(Records from a dataset)
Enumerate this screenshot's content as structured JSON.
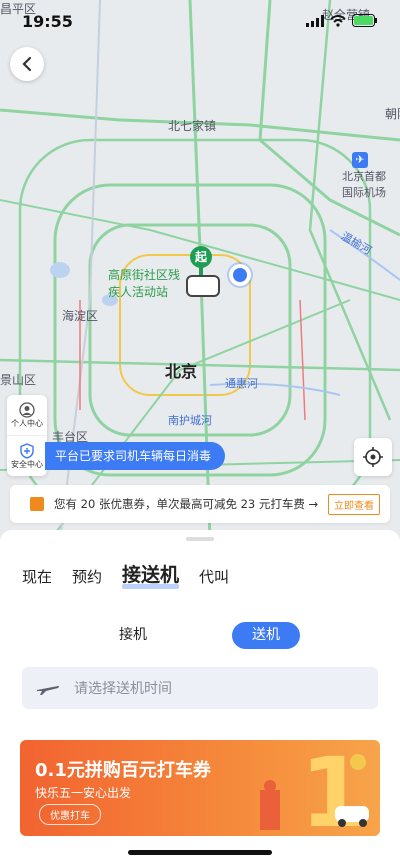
{
  "status": {
    "time": "19:55"
  },
  "map": {
    "labels": {
      "north_seven": "北七家镇",
      "zhao_quan_ying": "赵全营镇",
      "airport": "北京首都\n国际机场",
      "wenyu_river": "温榆河",
      "gaoyuan": "高原街社区残\n疾人活动站",
      "haidian": "海淀区",
      "beijing": "北京",
      "tonghui_river": "通惠河",
      "jingshan": "景山区",
      "fengtai": "丰台区",
      "nanhu": "南护城河",
      "chaoyang": "朝阳",
      "changping": "昌平区",
      "start_marker": "起"
    }
  },
  "side": {
    "personal": "个人中心",
    "safety": "安全中心"
  },
  "banner": "平台已要求司机车辆每日消毒",
  "coupon": {
    "text": "您有 20 张优惠券，单次最高可减免 23 元打车费 →",
    "action": "立即查看"
  },
  "tabs": [
    "现在",
    "预约",
    "接送机",
    "代叫"
  ],
  "segments": {
    "pickup": "接机",
    "dropoff": "送机"
  },
  "time_field": {
    "placeholder": "请选择送机时间"
  },
  "ad": {
    "title": "0.1元拼购百元打车券",
    "subtitle": "快乐五一安心出发",
    "cta": "优惠打车"
  },
  "colors": {
    "accent": "#3d7bf5",
    "orange": "#f08a1c"
  }
}
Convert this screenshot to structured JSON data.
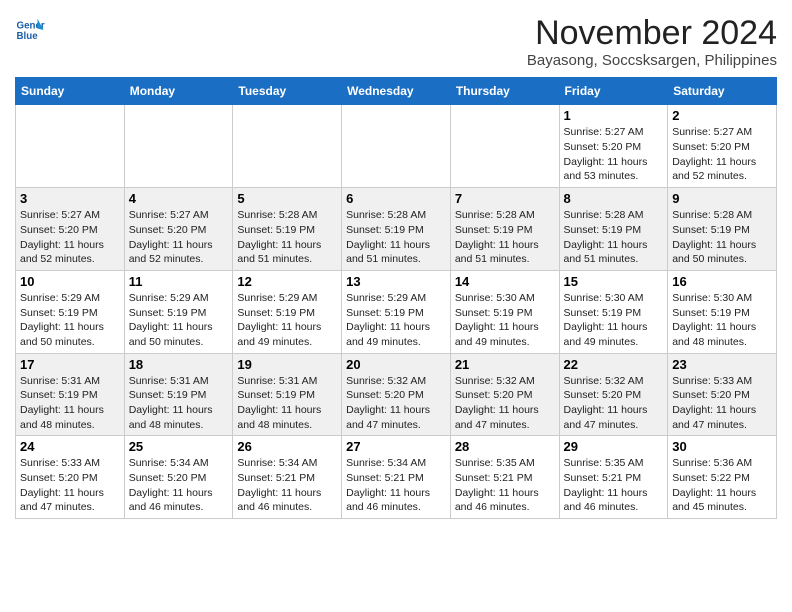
{
  "header": {
    "logo_line1": "General",
    "logo_line2": "Blue",
    "month_title": "November 2024",
    "location": "Bayasong, Soccsksargen, Philippines"
  },
  "days_of_week": [
    "Sunday",
    "Monday",
    "Tuesday",
    "Wednesday",
    "Thursday",
    "Friday",
    "Saturday"
  ],
  "weeks": [
    [
      {
        "day": "",
        "info": ""
      },
      {
        "day": "",
        "info": ""
      },
      {
        "day": "",
        "info": ""
      },
      {
        "day": "",
        "info": ""
      },
      {
        "day": "",
        "info": ""
      },
      {
        "day": "1",
        "info": "Sunrise: 5:27 AM\nSunset: 5:20 PM\nDaylight: 11 hours and 53 minutes."
      },
      {
        "day": "2",
        "info": "Sunrise: 5:27 AM\nSunset: 5:20 PM\nDaylight: 11 hours and 52 minutes."
      }
    ],
    [
      {
        "day": "3",
        "info": "Sunrise: 5:27 AM\nSunset: 5:20 PM\nDaylight: 11 hours and 52 minutes."
      },
      {
        "day": "4",
        "info": "Sunrise: 5:27 AM\nSunset: 5:20 PM\nDaylight: 11 hours and 52 minutes."
      },
      {
        "day": "5",
        "info": "Sunrise: 5:28 AM\nSunset: 5:19 PM\nDaylight: 11 hours and 51 minutes."
      },
      {
        "day": "6",
        "info": "Sunrise: 5:28 AM\nSunset: 5:19 PM\nDaylight: 11 hours and 51 minutes."
      },
      {
        "day": "7",
        "info": "Sunrise: 5:28 AM\nSunset: 5:19 PM\nDaylight: 11 hours and 51 minutes."
      },
      {
        "day": "8",
        "info": "Sunrise: 5:28 AM\nSunset: 5:19 PM\nDaylight: 11 hours and 51 minutes."
      },
      {
        "day": "9",
        "info": "Sunrise: 5:28 AM\nSunset: 5:19 PM\nDaylight: 11 hours and 50 minutes."
      }
    ],
    [
      {
        "day": "10",
        "info": "Sunrise: 5:29 AM\nSunset: 5:19 PM\nDaylight: 11 hours and 50 minutes."
      },
      {
        "day": "11",
        "info": "Sunrise: 5:29 AM\nSunset: 5:19 PM\nDaylight: 11 hours and 50 minutes."
      },
      {
        "day": "12",
        "info": "Sunrise: 5:29 AM\nSunset: 5:19 PM\nDaylight: 11 hours and 49 minutes."
      },
      {
        "day": "13",
        "info": "Sunrise: 5:29 AM\nSunset: 5:19 PM\nDaylight: 11 hours and 49 minutes."
      },
      {
        "day": "14",
        "info": "Sunrise: 5:30 AM\nSunset: 5:19 PM\nDaylight: 11 hours and 49 minutes."
      },
      {
        "day": "15",
        "info": "Sunrise: 5:30 AM\nSunset: 5:19 PM\nDaylight: 11 hours and 49 minutes."
      },
      {
        "day": "16",
        "info": "Sunrise: 5:30 AM\nSunset: 5:19 PM\nDaylight: 11 hours and 48 minutes."
      }
    ],
    [
      {
        "day": "17",
        "info": "Sunrise: 5:31 AM\nSunset: 5:19 PM\nDaylight: 11 hours and 48 minutes."
      },
      {
        "day": "18",
        "info": "Sunrise: 5:31 AM\nSunset: 5:19 PM\nDaylight: 11 hours and 48 minutes."
      },
      {
        "day": "19",
        "info": "Sunrise: 5:31 AM\nSunset: 5:19 PM\nDaylight: 11 hours and 48 minutes."
      },
      {
        "day": "20",
        "info": "Sunrise: 5:32 AM\nSunset: 5:20 PM\nDaylight: 11 hours and 47 minutes."
      },
      {
        "day": "21",
        "info": "Sunrise: 5:32 AM\nSunset: 5:20 PM\nDaylight: 11 hours and 47 minutes."
      },
      {
        "day": "22",
        "info": "Sunrise: 5:32 AM\nSunset: 5:20 PM\nDaylight: 11 hours and 47 minutes."
      },
      {
        "day": "23",
        "info": "Sunrise: 5:33 AM\nSunset: 5:20 PM\nDaylight: 11 hours and 47 minutes."
      }
    ],
    [
      {
        "day": "24",
        "info": "Sunrise: 5:33 AM\nSunset: 5:20 PM\nDaylight: 11 hours and 47 minutes."
      },
      {
        "day": "25",
        "info": "Sunrise: 5:34 AM\nSunset: 5:20 PM\nDaylight: 11 hours and 46 minutes."
      },
      {
        "day": "26",
        "info": "Sunrise: 5:34 AM\nSunset: 5:21 PM\nDaylight: 11 hours and 46 minutes."
      },
      {
        "day": "27",
        "info": "Sunrise: 5:34 AM\nSunset: 5:21 PM\nDaylight: 11 hours and 46 minutes."
      },
      {
        "day": "28",
        "info": "Sunrise: 5:35 AM\nSunset: 5:21 PM\nDaylight: 11 hours and 46 minutes."
      },
      {
        "day": "29",
        "info": "Sunrise: 5:35 AM\nSunset: 5:21 PM\nDaylight: 11 hours and 46 minutes."
      },
      {
        "day": "30",
        "info": "Sunrise: 5:36 AM\nSunset: 5:22 PM\nDaylight: 11 hours and 45 minutes."
      }
    ]
  ]
}
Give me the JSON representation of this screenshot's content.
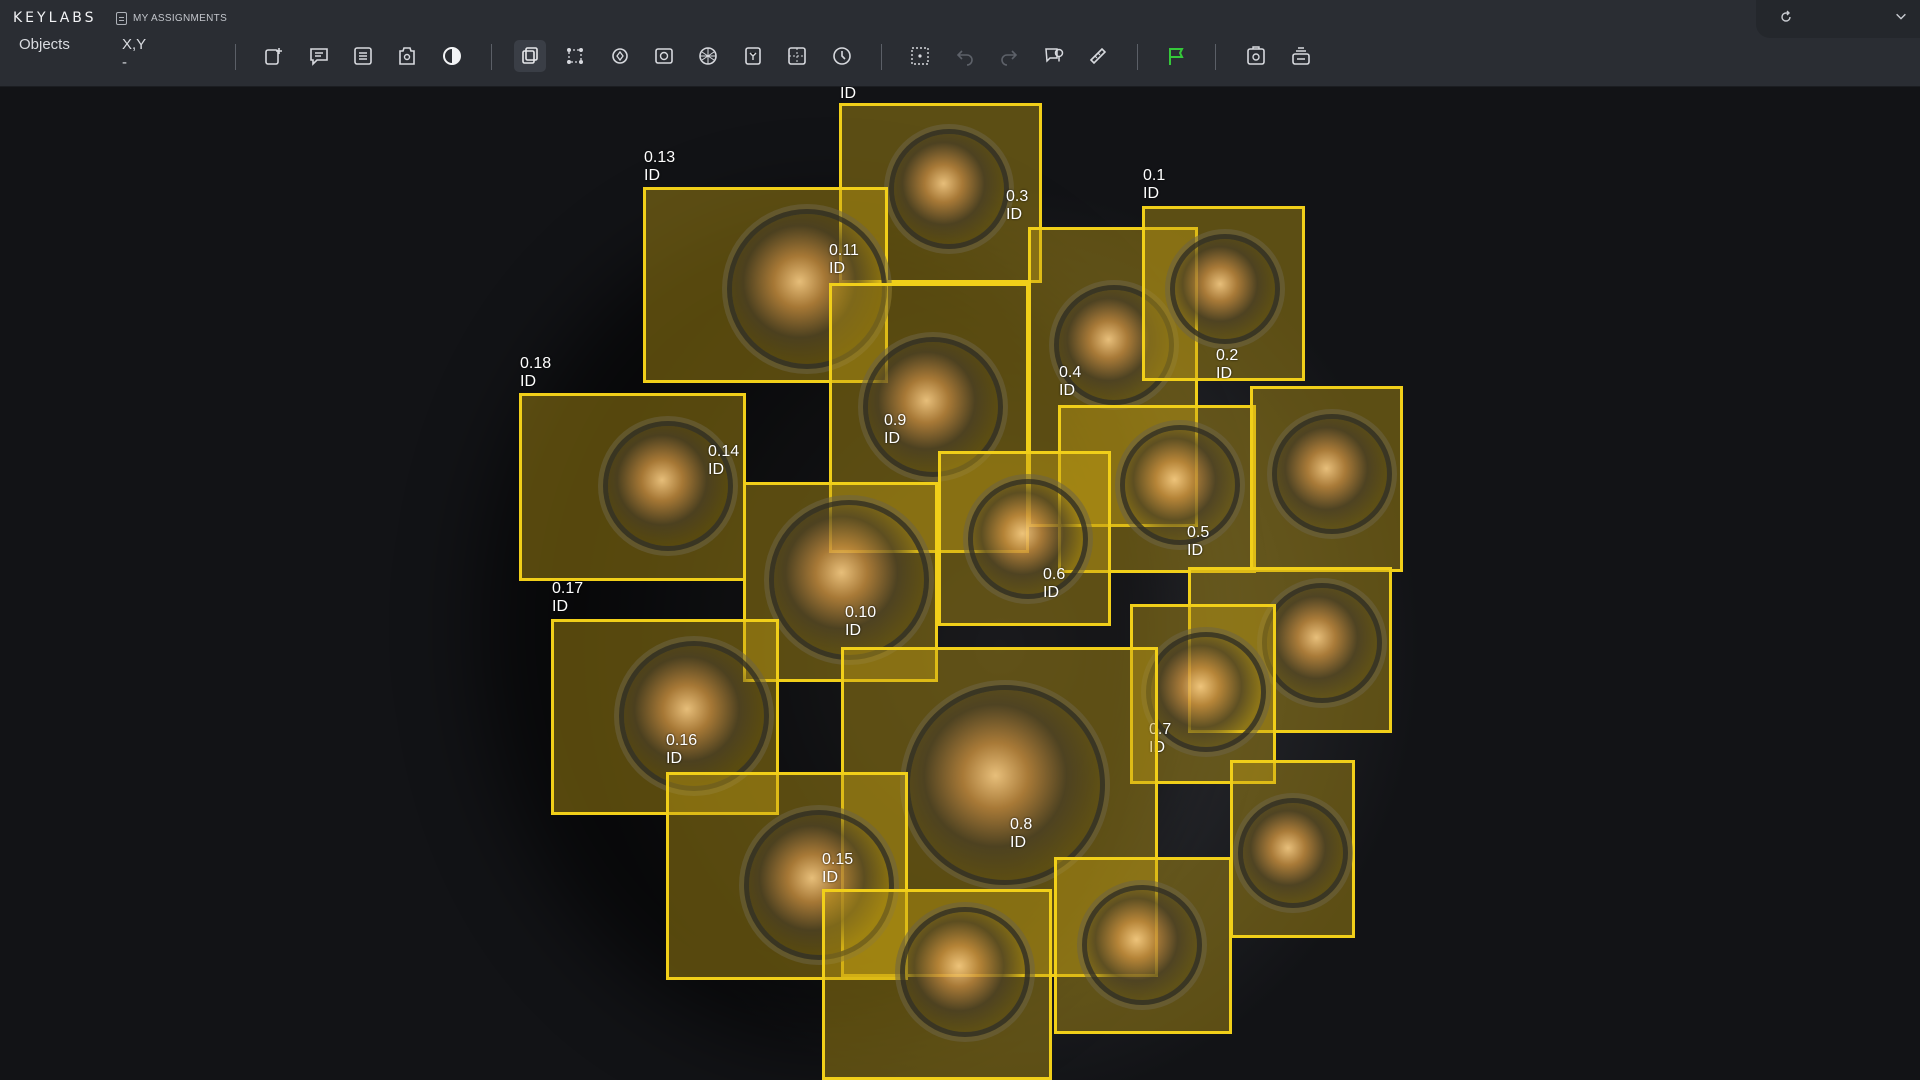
{
  "app": {
    "brand": "KEYLABS",
    "assignments_label": "MY ASSIGNMENTS"
  },
  "header": {
    "objects_tab": "Objects",
    "xy_label": "X,Y",
    "xy_value": "-"
  },
  "toolbar": {
    "icons": [
      "new-object-icon",
      "comment-icon",
      "list-icon",
      "tag-lock-icon",
      "contrast-icon",
      "bounding-box-tool-icon",
      "polygon-tool-icon",
      "magic-wand-icon",
      "segment-icon",
      "mask-icon",
      "auto-label-icon",
      "grid-icon",
      "history-icon",
      "select-area-icon",
      "undo-icon",
      "redo-icon",
      "location-review-icon",
      "ruler-icon",
      "flag-icon",
      "screenshot-icon",
      "stack-icon"
    ],
    "flag_color": "#35c83a"
  },
  "annotation": {
    "box_color": "#f1cf19",
    "id_text": "ID",
    "boxes": [
      {
        "name": "0.1"
      },
      {
        "name": "0.2"
      },
      {
        "name": "0.3"
      },
      {
        "name": "0.4"
      },
      {
        "name": "0.5"
      },
      {
        "name": "0.6"
      },
      {
        "name": "0.7"
      },
      {
        "name": "0.8"
      },
      {
        "name": "0.9"
      },
      {
        "name": "0.10"
      },
      {
        "name": "0.11"
      },
      {
        "name": "0.13"
      },
      {
        "name": "0.14"
      },
      {
        "name": "0.15"
      },
      {
        "name": "0.16"
      },
      {
        "name": "0.17"
      },
      {
        "name": "0.18"
      }
    ]
  }
}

### Aim
Gather each line from the entries above that includes the word "JSON".

### Answer to this task
Enumerate this screenshot's content as structured JSON.
Convert this screenshot to structured JSON data.
Give me the JSON representation of this screenshot's content.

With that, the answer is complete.